◆ **INSTRUCTIONS FOR THE TASK**
Read through the entries below and return each line with the word "type".
★ ★ ★
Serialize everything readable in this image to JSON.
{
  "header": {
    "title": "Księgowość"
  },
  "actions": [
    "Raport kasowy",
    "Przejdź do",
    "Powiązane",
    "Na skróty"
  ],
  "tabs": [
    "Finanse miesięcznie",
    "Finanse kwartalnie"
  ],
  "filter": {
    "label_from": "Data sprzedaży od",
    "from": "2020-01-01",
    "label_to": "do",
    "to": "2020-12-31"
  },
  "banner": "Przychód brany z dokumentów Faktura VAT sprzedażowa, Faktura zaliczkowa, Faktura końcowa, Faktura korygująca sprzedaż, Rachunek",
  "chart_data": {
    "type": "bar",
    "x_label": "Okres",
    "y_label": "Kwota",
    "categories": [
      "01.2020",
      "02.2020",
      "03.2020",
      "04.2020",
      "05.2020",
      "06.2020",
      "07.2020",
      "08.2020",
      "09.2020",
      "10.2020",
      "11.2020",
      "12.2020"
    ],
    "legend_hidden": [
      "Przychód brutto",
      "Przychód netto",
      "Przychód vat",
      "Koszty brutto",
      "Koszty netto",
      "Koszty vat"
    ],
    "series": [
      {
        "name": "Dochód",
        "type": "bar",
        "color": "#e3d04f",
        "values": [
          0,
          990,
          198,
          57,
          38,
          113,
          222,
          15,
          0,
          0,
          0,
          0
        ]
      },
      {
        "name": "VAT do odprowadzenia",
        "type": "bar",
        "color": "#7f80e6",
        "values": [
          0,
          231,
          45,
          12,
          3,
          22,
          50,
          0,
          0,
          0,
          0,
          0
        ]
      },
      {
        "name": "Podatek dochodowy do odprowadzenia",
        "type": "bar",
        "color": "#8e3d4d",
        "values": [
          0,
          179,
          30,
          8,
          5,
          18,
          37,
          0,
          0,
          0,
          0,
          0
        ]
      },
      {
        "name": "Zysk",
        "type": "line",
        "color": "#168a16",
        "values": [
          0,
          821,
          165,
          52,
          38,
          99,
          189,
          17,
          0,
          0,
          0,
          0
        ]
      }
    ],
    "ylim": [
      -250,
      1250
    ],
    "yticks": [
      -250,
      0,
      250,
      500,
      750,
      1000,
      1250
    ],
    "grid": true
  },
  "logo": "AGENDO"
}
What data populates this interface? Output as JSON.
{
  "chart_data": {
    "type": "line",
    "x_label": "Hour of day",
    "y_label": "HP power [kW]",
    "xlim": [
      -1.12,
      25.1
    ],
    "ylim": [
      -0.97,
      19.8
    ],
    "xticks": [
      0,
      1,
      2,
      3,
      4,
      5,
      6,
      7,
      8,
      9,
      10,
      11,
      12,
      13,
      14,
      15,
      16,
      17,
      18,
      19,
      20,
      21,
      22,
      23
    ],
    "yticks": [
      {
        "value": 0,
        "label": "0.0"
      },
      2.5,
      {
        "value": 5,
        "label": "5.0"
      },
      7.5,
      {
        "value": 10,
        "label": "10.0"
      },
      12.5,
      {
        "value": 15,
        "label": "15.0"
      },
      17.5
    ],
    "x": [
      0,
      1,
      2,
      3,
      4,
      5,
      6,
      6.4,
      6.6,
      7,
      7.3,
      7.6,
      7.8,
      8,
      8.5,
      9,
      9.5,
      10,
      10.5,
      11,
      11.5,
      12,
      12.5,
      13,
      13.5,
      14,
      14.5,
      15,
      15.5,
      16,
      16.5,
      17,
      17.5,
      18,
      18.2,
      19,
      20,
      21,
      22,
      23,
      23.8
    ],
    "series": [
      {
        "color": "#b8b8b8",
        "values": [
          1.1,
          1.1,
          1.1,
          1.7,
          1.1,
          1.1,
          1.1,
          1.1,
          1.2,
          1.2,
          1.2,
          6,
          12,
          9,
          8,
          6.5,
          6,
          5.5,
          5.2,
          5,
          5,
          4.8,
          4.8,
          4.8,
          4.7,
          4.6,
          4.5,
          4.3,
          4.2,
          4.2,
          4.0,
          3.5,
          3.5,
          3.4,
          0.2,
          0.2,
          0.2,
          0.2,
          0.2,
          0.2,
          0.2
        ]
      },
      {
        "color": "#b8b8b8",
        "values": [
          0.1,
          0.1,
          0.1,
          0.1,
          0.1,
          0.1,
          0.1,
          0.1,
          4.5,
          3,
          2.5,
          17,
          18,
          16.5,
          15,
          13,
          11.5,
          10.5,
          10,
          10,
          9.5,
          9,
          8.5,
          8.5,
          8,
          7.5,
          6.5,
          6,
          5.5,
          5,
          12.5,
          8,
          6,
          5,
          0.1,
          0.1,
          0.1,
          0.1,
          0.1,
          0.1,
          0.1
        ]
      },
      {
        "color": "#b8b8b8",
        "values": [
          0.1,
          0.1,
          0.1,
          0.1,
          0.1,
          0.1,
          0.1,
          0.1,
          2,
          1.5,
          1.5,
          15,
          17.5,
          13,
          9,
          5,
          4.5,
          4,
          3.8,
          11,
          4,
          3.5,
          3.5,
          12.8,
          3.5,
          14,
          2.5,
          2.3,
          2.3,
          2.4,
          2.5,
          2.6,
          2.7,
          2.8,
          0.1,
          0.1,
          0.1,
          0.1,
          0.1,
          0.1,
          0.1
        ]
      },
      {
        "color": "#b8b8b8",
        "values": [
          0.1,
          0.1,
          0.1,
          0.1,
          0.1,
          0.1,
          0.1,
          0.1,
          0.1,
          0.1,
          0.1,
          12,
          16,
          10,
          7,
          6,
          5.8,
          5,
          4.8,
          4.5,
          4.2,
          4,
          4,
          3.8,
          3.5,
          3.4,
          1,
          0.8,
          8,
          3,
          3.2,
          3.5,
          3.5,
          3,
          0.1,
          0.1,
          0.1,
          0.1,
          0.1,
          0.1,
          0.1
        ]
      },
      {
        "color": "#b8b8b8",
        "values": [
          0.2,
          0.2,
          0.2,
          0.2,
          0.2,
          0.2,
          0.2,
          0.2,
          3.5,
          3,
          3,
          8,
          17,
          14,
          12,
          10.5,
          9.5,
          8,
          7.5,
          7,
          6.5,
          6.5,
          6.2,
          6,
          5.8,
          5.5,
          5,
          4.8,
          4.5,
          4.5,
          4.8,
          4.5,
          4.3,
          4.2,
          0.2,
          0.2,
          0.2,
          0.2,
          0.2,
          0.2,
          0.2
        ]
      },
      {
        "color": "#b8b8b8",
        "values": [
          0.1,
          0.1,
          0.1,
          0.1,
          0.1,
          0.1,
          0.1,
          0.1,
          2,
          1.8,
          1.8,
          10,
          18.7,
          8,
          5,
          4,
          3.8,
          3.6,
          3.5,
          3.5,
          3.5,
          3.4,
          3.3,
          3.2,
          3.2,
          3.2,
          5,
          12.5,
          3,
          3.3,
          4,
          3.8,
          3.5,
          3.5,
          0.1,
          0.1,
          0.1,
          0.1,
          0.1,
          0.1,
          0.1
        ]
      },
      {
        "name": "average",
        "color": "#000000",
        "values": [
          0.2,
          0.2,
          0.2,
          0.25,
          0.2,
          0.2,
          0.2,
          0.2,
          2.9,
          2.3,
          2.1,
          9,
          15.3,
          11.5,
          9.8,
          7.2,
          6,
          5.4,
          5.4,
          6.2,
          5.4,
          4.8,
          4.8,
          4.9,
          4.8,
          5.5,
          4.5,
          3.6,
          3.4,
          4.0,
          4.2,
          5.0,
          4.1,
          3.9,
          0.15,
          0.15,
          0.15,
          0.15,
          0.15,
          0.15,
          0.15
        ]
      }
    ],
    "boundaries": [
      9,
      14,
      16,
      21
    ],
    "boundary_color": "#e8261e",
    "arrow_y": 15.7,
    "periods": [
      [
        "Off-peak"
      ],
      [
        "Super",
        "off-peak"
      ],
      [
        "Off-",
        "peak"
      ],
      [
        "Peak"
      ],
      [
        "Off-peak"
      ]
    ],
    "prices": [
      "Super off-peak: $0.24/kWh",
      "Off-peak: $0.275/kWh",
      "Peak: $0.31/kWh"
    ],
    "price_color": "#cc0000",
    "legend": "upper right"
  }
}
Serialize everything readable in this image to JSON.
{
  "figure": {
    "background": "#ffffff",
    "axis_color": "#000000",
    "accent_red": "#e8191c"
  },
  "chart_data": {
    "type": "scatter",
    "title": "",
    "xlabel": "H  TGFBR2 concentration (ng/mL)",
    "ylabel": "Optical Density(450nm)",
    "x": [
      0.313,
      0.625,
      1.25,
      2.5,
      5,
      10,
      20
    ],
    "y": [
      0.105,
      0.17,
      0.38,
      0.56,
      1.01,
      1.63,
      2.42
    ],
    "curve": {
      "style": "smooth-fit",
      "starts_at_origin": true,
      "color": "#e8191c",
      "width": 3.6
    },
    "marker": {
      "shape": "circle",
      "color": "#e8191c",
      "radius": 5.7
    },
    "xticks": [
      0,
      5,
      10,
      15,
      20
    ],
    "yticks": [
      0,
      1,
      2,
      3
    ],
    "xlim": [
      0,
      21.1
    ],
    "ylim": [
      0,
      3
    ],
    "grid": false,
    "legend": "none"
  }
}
★ ★ ★
◆ **EXERCISE RESULT**
    "type": "bar",
        "type": "bar",
        "type": "bar",
        "type": "bar",
        "type": "line",
    "type": "line",
    "type": "scatter",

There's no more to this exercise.